STATED TASK
Output the following lines exactly as they appear.

TASK INPUT

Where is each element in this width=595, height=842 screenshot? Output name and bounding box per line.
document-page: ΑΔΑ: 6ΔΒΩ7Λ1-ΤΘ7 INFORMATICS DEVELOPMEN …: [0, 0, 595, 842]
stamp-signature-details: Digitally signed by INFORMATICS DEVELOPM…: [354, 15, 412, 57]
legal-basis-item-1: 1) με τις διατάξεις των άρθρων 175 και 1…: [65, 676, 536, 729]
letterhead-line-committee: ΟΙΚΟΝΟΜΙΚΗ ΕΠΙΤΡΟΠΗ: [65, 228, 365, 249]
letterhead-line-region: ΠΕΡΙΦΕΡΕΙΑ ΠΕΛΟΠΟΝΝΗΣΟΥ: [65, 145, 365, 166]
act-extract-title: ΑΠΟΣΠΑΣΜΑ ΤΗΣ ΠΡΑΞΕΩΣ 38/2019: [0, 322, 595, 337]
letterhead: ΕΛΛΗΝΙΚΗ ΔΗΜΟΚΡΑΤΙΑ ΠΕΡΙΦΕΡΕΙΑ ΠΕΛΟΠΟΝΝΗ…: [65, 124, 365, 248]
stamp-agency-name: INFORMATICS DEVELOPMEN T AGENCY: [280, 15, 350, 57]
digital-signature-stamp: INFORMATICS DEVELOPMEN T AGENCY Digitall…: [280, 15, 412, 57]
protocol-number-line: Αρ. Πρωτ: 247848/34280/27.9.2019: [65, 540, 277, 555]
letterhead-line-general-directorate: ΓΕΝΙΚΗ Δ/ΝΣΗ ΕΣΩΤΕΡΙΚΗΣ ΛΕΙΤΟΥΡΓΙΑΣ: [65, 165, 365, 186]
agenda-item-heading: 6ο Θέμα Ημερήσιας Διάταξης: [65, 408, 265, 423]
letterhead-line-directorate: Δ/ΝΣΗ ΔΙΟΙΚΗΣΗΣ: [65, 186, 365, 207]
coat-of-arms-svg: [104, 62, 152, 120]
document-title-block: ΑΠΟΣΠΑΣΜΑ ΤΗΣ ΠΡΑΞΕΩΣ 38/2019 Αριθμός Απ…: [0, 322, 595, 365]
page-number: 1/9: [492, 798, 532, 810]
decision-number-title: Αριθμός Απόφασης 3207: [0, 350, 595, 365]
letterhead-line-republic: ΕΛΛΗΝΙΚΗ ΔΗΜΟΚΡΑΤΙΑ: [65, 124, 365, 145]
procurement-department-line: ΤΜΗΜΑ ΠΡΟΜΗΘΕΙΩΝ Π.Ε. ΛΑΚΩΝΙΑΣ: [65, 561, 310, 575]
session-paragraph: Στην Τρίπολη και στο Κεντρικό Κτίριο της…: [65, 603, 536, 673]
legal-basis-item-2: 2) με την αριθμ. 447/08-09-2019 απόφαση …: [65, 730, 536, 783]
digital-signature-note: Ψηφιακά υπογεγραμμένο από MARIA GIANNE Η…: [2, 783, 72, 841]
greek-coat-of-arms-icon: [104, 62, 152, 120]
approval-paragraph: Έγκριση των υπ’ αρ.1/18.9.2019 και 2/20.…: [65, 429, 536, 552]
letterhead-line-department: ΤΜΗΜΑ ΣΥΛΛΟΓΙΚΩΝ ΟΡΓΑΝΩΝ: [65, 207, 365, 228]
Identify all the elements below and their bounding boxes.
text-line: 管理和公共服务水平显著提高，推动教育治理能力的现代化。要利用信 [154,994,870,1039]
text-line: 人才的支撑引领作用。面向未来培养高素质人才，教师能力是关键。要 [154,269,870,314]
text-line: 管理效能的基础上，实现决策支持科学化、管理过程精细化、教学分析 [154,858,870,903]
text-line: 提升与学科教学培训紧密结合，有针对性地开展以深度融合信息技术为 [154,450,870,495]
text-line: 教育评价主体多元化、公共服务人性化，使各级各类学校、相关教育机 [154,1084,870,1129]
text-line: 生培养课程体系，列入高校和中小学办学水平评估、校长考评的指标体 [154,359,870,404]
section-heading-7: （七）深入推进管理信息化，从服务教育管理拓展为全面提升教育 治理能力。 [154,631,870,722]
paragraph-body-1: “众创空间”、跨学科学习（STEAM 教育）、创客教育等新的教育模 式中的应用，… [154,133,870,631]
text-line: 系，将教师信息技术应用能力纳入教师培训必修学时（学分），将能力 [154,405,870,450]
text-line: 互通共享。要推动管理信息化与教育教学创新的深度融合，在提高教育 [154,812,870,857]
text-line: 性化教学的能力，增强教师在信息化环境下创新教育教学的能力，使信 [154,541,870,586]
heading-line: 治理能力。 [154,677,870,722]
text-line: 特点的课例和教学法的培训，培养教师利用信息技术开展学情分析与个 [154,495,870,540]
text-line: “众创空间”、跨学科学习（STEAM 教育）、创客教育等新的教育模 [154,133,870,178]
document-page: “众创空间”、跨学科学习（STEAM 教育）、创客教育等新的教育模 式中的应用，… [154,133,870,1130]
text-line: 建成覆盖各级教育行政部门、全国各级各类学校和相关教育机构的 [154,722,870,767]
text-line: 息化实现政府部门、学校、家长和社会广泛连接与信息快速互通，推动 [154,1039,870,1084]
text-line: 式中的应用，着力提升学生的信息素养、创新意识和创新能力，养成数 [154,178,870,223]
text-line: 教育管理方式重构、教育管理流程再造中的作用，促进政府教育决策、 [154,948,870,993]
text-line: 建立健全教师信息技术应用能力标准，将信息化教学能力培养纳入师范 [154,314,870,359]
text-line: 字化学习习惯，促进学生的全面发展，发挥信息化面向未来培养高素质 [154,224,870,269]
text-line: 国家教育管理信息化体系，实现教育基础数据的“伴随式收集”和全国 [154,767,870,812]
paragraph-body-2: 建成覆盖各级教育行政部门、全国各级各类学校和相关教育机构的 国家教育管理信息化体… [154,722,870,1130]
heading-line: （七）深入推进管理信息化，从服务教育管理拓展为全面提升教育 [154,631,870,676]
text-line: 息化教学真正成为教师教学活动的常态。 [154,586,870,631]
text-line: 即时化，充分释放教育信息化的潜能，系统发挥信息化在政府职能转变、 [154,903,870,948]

THE SOLUTION
Where is each element in this width=595, height=842 screenshot? Output name and bounding box per line.
document-page: ΑΔΑ: 6ΔΒΩ7Λ1-ΤΘ7 INFORMATICS DEVELOPMEN …: [0, 0, 595, 842]
stamp-signature-details: Digitally signed by INFORMATICS DEVELOPM…: [354, 15, 412, 57]
legal-basis-item-1: 1) με τις διατάξεις των άρθρων 175 και 1…: [65, 676, 536, 729]
letterhead-line-committee: ΟΙΚΟΝΟΜΙΚΗ ΕΠΙΤΡΟΠΗ: [65, 228, 365, 249]
letterhead-line-region: ΠΕΡΙΦΕΡΕΙΑ ΠΕΛΟΠΟΝΝΗΣΟΥ: [65, 145, 365, 166]
act-extract-title: ΑΠΟΣΠΑΣΜΑ ΤΗΣ ΠΡΑΞΕΩΣ 38/2019: [0, 322, 595, 337]
letterhead: ΕΛΛΗΝΙΚΗ ΔΗΜΟΚΡΑΤΙΑ ΠΕΡΙΦΕΡΕΙΑ ΠΕΛΟΠΟΝΝΗ…: [65, 124, 365, 248]
stamp-agency-name: INFORMATICS DEVELOPMEN T AGENCY: [280, 15, 350, 57]
digital-signature-stamp: INFORMATICS DEVELOPMEN T AGENCY Digitall…: [280, 15, 412, 57]
protocol-number-line: Αρ. Πρωτ: 247848/34280/27.9.2019: [65, 540, 277, 555]
letterhead-line-general-directorate: ΓΕΝΙΚΗ Δ/ΝΣΗ ΕΣΩΤΕΡΙΚΗΣ ΛΕΙΤΟΥΡΓΙΑΣ: [65, 165, 365, 186]
agenda-item-heading: 6ο Θέμα Ημερήσιας Διάταξης: [65, 408, 265, 423]
letterhead-line-directorate: Δ/ΝΣΗ ΔΙΟΙΚΗΣΗΣ: [65, 186, 365, 207]
coat-of-arms-svg: [104, 62, 152, 120]
document-title-block: ΑΠΟΣΠΑΣΜΑ ΤΗΣ ΠΡΑΞΕΩΣ 38/2019 Αριθμός Απ…: [0, 322, 595, 365]
page-number: 1/9: [492, 798, 532, 810]
decision-number-title: Αριθμός Απόφασης 3207: [0, 350, 595, 365]
letterhead-line-republic: ΕΛΛΗΝΙΚΗ ΔΗΜΟΚΡΑΤΙΑ: [65, 124, 365, 145]
procurement-department-line: ΤΜΗΜΑ ΠΡΟΜΗΘΕΙΩΝ Π.Ε. ΛΑΚΩΝΙΑΣ: [65, 561, 310, 575]
session-paragraph: Στην Τρίπολη και στο Κεντρικό Κτίριο της…: [65, 603, 536, 673]
legal-basis-item-2: 2) με την αριθμ. 447/08-09-2019 απόφαση …: [65, 730, 536, 783]
digital-signature-note: Ψηφιακά υπογεγραμμένο από MARIA GIANNE Η…: [2, 783, 72, 841]
greek-coat-of-arms-icon: [104, 62, 152, 120]
approval-paragraph: Έγκριση των υπ’ αρ.1/18.9.2019 και 2/20.…: [65, 429, 536, 552]
letterhead-line-department: ΤΜΗΜΑ ΣΥΛΛΟΓΙΚΩΝ ΟΡΓΑΝΩΝ: [65, 207, 365, 228]
Identify all the elements below and their bounding boxes.
text-line: 管理和公共服务水平显著提高，推动教育治理能力的现代化。要利用信 [154,994,870,1039]
text-line: 人才的支撑引领作用。面向未来培养高素质人才，教师能力是关键。要 [154,269,870,314]
text-line: 管理效能的基础上，实现决策支持科学化、管理过程精细化、教学分析 [154,858,870,903]
text-line: 提升与学科教学培训紧密结合，有针对性地开展以深度融合信息技术为 [154,450,870,495]
text-line: 教育评价主体多元化、公共服务人性化，使各级各类学校、相关教育机 [154,1084,870,1129]
text-line: 生培养课程体系，列入高校和中小学办学水平评估、校长考评的指标体 [154,359,870,404]
section-heading-7: （七）深入推进管理信息化，从服务教育管理拓展为全面提升教育 治理能力。 [154,631,870,722]
paragraph-body-1: “众创空间”、跨学科学习（STEAM 教育）、创客教育等新的教育模 式中的应用，… [154,133,870,631]
text-line: 系，将教师信息技术应用能力纳入教师培训必修学时（学分），将能力 [154,405,870,450]
text-line: 互通共享。要推动管理信息化与教育教学创新的深度融合，在提高教育 [154,812,870,857]
text-line: 性化教学的能力，增强教师在信息化环境下创新教育教学的能力，使信 [154,541,870,586]
heading-line: 治理能力。 [154,677,870,722]
text-line: 特点的课例和教学法的培训，培养教师利用信息技术开展学情分析与个 [154,495,870,540]
text-line: “众创空间”、跨学科学习（STEAM 教育）、创客教育等新的教育模 [154,133,870,178]
document-page: “众创空间”、跨学科学习（STEAM 教育）、创客教育等新的教育模 式中的应用，… [154,133,870,1130]
text-line: 建成覆盖各级教育行政部门、全国各级各类学校和相关教育机构的 [154,722,870,767]
text-line: 息化实现政府部门、学校、家长和社会广泛连接与信息快速互通，推动 [154,1039,870,1084]
text-line: 式中的应用，着力提升学生的信息素养、创新意识和创新能力，养成数 [154,178,870,223]
text-line: 教育管理方式重构、教育管理流程再造中的作用，促进政府教育决策、 [154,948,870,993]
text-line: 建立健全教师信息技术应用能力标准，将信息化教学能力培养纳入师范 [154,314,870,359]
text-line: 字化学习习惯，促进学生的全面发展，发挥信息化面向未来培养高素质 [154,224,870,269]
text-line: 国家教育管理信息化体系，实现教育基础数据的“伴随式收集”和全国 [154,767,870,812]
paragraph-body-2: 建成覆盖各级教育行政部门、全国各级各类学校和相关教育机构的 国家教育管理信息化体… [154,722,870,1130]
heading-line: （七）深入推进管理信息化，从服务教育管理拓展为全面提升教育 [154,631,870,676]
text-line: 息化教学真正成为教师教学活动的常态。 [154,586,870,631]
text-line: 即时化，充分释放教育信息化的潜能，系统发挥信息化在政府职能转变、 [154,903,870,948]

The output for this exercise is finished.